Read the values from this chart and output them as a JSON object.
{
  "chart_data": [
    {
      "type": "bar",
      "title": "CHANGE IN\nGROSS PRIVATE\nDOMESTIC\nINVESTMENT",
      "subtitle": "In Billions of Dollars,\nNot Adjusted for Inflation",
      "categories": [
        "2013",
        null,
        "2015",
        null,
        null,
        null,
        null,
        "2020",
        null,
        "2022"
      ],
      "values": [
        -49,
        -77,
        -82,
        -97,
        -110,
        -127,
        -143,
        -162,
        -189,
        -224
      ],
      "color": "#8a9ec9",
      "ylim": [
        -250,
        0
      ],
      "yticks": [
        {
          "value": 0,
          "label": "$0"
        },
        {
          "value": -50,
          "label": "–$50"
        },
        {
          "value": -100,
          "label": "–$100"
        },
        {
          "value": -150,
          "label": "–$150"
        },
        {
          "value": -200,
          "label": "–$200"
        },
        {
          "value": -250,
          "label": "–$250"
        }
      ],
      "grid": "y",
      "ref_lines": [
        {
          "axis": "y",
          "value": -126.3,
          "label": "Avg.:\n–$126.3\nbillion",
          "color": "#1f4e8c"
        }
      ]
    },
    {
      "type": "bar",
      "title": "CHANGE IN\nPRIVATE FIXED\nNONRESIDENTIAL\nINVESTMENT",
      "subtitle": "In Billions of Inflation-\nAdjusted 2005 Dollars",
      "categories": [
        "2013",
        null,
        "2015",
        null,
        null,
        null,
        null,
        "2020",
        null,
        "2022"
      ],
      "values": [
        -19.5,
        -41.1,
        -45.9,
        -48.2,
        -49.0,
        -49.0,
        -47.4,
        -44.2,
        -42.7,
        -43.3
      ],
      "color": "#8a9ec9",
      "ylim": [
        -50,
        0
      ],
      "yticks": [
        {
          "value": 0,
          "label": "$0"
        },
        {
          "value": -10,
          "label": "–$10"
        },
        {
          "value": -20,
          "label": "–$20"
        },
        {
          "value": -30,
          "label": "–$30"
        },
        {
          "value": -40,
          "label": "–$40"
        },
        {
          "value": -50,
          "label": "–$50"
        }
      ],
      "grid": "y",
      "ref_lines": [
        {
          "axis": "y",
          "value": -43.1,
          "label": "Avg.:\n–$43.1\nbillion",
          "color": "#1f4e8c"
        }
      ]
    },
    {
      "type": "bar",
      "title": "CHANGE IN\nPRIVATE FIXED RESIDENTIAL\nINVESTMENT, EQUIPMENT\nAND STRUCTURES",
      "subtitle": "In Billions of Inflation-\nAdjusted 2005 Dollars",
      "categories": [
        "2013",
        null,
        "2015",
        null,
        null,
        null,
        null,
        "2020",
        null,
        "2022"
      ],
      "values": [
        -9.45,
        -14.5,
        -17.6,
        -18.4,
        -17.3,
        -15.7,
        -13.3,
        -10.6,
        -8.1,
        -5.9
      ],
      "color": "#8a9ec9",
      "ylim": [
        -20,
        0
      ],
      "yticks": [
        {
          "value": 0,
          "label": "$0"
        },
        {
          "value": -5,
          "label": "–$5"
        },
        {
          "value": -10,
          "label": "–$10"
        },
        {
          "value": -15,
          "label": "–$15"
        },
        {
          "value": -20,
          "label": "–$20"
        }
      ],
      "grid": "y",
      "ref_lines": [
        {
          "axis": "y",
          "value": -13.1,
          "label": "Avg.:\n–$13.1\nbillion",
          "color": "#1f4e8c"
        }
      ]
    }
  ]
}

## TASK DIRECTIONS:
Give only the count of lines in the data that include the string "nINVESTMENT".

## WRITTEN ANSWER:
3